### WRITTEN EXERCISE
Reproduce every one of the entries below verbatim, line for line.

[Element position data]
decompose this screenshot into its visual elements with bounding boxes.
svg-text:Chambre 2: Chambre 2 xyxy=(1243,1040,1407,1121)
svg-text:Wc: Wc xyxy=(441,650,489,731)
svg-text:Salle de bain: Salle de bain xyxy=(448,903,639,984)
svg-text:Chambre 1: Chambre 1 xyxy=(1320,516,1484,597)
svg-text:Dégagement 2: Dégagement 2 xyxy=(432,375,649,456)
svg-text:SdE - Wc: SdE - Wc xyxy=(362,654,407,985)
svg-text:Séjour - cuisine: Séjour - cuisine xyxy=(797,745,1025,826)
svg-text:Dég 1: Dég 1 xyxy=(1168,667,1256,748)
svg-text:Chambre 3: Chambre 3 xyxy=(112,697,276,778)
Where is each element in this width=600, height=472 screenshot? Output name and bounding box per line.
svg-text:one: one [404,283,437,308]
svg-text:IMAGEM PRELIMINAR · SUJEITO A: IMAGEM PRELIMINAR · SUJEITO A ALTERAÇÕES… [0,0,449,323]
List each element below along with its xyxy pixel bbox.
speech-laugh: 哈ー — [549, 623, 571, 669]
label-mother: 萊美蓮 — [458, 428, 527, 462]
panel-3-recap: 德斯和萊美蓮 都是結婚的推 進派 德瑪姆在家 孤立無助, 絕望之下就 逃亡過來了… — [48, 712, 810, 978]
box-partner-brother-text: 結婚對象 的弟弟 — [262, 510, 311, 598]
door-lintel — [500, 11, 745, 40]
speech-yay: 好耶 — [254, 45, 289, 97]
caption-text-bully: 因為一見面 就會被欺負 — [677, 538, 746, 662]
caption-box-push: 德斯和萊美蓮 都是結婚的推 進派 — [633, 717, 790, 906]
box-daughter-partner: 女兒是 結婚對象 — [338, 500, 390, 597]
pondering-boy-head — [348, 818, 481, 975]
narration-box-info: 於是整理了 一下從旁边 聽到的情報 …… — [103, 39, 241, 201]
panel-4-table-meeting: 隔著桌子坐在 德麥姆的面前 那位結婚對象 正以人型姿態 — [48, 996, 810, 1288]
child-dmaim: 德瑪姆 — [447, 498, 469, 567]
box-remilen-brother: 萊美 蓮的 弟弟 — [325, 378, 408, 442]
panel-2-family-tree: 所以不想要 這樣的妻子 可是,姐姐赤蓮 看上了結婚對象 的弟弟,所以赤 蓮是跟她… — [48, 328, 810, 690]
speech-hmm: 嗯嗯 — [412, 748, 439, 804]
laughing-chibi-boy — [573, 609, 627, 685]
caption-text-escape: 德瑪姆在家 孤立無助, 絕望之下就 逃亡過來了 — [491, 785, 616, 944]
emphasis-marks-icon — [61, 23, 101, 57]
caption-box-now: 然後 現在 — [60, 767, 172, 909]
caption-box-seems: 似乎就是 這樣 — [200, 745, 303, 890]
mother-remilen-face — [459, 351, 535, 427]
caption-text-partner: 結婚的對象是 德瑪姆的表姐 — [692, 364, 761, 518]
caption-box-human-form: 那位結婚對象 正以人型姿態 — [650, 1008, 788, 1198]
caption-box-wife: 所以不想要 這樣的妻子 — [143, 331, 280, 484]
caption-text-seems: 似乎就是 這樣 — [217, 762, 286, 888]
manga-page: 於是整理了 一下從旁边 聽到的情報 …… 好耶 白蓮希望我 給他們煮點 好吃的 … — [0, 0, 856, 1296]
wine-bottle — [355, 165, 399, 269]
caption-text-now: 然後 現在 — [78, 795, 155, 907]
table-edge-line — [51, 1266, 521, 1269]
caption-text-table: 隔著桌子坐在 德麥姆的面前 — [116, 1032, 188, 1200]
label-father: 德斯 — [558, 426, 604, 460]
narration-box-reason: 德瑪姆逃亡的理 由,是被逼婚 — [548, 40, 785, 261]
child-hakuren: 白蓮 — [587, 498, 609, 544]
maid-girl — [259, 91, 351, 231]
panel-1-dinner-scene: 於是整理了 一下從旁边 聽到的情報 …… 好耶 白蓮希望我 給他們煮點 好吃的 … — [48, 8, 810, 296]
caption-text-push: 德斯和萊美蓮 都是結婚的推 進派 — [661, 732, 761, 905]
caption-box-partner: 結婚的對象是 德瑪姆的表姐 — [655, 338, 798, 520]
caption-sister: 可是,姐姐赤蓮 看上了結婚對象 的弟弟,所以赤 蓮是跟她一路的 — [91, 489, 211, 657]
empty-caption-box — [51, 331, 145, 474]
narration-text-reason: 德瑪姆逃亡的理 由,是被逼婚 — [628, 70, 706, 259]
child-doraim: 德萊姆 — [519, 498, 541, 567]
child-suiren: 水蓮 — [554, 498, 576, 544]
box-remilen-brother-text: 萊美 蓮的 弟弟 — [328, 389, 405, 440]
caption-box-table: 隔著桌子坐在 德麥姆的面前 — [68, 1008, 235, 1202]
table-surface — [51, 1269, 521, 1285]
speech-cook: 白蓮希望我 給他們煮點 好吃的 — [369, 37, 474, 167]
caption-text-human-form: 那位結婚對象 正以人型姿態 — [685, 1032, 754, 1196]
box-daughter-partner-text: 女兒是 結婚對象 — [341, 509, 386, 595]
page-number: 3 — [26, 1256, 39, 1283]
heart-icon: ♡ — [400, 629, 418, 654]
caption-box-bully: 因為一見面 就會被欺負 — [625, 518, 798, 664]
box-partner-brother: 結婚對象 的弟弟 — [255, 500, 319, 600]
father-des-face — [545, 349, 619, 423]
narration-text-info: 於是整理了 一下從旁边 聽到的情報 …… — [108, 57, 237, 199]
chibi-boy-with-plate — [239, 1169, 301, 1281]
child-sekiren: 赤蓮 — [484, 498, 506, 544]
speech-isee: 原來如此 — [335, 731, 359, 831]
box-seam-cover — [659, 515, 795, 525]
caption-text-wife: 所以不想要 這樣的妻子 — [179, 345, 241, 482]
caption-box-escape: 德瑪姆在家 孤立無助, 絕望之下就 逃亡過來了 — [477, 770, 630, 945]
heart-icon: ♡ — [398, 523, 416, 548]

### REPLY TO THE TASK
decompose this screenshot into its visual elements with bounding boxes.
svg-text:Chambre 2: Chambre 2 xyxy=(1243,1040,1407,1121)
svg-text:Wc: Wc xyxy=(441,650,489,731)
svg-text:Salle de bain: Salle de bain xyxy=(448,903,639,984)
svg-text:Chambre 1: Chambre 1 xyxy=(1320,516,1484,597)
svg-text:Dégagement 2: Dégagement 2 xyxy=(432,375,649,456)
svg-text:SdE - Wc: SdE - Wc xyxy=(362,654,407,985)
svg-text:Séjour - cuisine: Séjour - cuisine xyxy=(797,745,1025,826)
svg-text:Dég 1: Dég 1 xyxy=(1168,667,1256,748)
svg-text:Chambre 3: Chambre 3 xyxy=(112,697,276,778)
Where is each element in this width=600, height=472 screenshot? Output name and bounding box per line.
svg-text:one: one [404,283,437,308]
svg-text:IMAGEM PRELIMINAR · SUJEITO A: IMAGEM PRELIMINAR · SUJEITO A ALTERAÇÕES… [0,0,449,323]
List each element below along with its xyxy pixel bbox.
speech-laugh: 哈ー — [549, 623, 571, 669]
label-mother: 萊美蓮 — [458, 428, 527, 462]
panel-3-recap: 德斯和萊美蓮 都是結婚的推 進派 德瑪姆在家 孤立無助, 絕望之下就 逃亡過來了… — [48, 712, 810, 978]
box-partner-brother-text: 結婚對象 的弟弟 — [262, 510, 311, 598]
door-lintel — [500, 11, 745, 40]
speech-yay: 好耶 — [254, 45, 289, 97]
caption-text-bully: 因為一見面 就會被欺負 — [677, 538, 746, 662]
caption-box-push: 德斯和萊美蓮 都是結婚的推 進派 — [633, 717, 790, 906]
box-daughter-partner: 女兒是 結婚對象 — [338, 500, 390, 597]
pondering-boy-head — [348, 818, 481, 975]
narration-box-info: 於是整理了 一下從旁边 聽到的情報 …… — [103, 39, 241, 201]
panel-4-table-meeting: 隔著桌子坐在 德麥姆的面前 那位結婚對象 正以人型姿態 — [48, 996, 810, 1288]
child-dmaim: 德瑪姆 — [447, 498, 469, 567]
box-remilen-brother: 萊美 蓮的 弟弟 — [325, 378, 408, 442]
panel-2-family-tree: 所以不想要 這樣的妻子 可是,姐姐赤蓮 看上了結婚對象 的弟弟,所以赤 蓮是跟她… — [48, 328, 810, 690]
speech-hmm: 嗯嗯 — [412, 748, 439, 804]
laughing-chibi-boy — [573, 609, 627, 685]
caption-text-escape: 德瑪姆在家 孤立無助, 絕望之下就 逃亡過來了 — [491, 785, 616, 944]
emphasis-marks-icon — [61, 23, 101, 57]
caption-box-now: 然後 現在 — [60, 767, 172, 909]
caption-box-seems: 似乎就是 這樣 — [200, 745, 303, 890]
mother-remilen-face — [459, 351, 535, 427]
caption-text-partner: 結婚的對象是 德瑪姆的表姐 — [692, 364, 761, 518]
caption-box-human-form: 那位結婚對象 正以人型姿態 — [650, 1008, 788, 1198]
caption-box-wife: 所以不想要 這樣的妻子 — [143, 331, 280, 484]
caption-text-seems: 似乎就是 這樣 — [217, 762, 286, 888]
manga-page: 於是整理了 一下從旁边 聽到的情報 …… 好耶 白蓮希望我 給他們煮點 好吃的 … — [0, 0, 856, 1296]
wine-bottle — [355, 165, 399, 269]
caption-text-now: 然後 現在 — [78, 795, 155, 907]
table-edge-line — [51, 1266, 521, 1269]
caption-text-table: 隔著桌子坐在 德麥姆的面前 — [116, 1032, 188, 1200]
label-father: 德斯 — [558, 426, 604, 460]
narration-box-reason: 德瑪姆逃亡的理 由,是被逼婚 — [548, 40, 785, 261]
child-hakuren: 白蓮 — [587, 498, 609, 544]
maid-girl — [259, 91, 351, 231]
panel-1-dinner-scene: 於是整理了 一下從旁边 聽到的情報 …… 好耶 白蓮希望我 給他們煮點 好吃的 … — [48, 8, 810, 296]
caption-text-push: 德斯和萊美蓮 都是結婚的推 進派 — [661, 732, 761, 905]
caption-box-partner: 結婚的對象是 德瑪姆的表姐 — [655, 338, 798, 520]
caption-sister: 可是,姐姐赤蓮 看上了結婚對象 的弟弟,所以赤 蓮是跟她一路的 — [91, 489, 211, 657]
empty-caption-box — [51, 331, 145, 474]
narration-text-reason: 德瑪姆逃亡的理 由,是被逼婚 — [628, 70, 706, 259]
child-doraim: 德萊姆 — [519, 498, 541, 567]
child-suiren: 水蓮 — [554, 498, 576, 544]
box-remilen-brother-text: 萊美 蓮的 弟弟 — [328, 389, 405, 440]
caption-box-table: 隔著桌子坐在 德麥姆的面前 — [68, 1008, 235, 1202]
table-surface — [51, 1269, 521, 1285]
speech-cook: 白蓮希望我 給他們煮點 好吃的 — [369, 37, 474, 167]
caption-text-human-form: 那位結婚對象 正以人型姿態 — [685, 1032, 754, 1196]
box-daughter-partner-text: 女兒是 結婚對象 — [341, 509, 386, 595]
page-number: 3 — [26, 1256, 39, 1283]
heart-icon: ♡ — [400, 629, 418, 654]
caption-box-bully: 因為一見面 就會被欺負 — [625, 518, 798, 664]
box-partner-brother: 結婚對象 的弟弟 — [255, 500, 319, 600]
father-des-face — [545, 349, 619, 423]
narration-text-info: 於是整理了 一下從旁边 聽到的情報 …… — [108, 57, 237, 199]
chibi-boy-with-plate — [239, 1169, 301, 1281]
child-sekiren: 赤蓮 — [484, 498, 506, 544]
speech-isee: 原來如此 — [335, 731, 359, 831]
box-seam-cover — [659, 515, 795, 525]
caption-text-wife: 所以不想要 這樣的妻子 — [179, 345, 241, 482]
caption-box-escape: 德瑪姆在家 孤立無助, 絕望之下就 逃亡過來了 — [477, 770, 630, 945]
heart-icon: ♡ — [398, 523, 416, 548]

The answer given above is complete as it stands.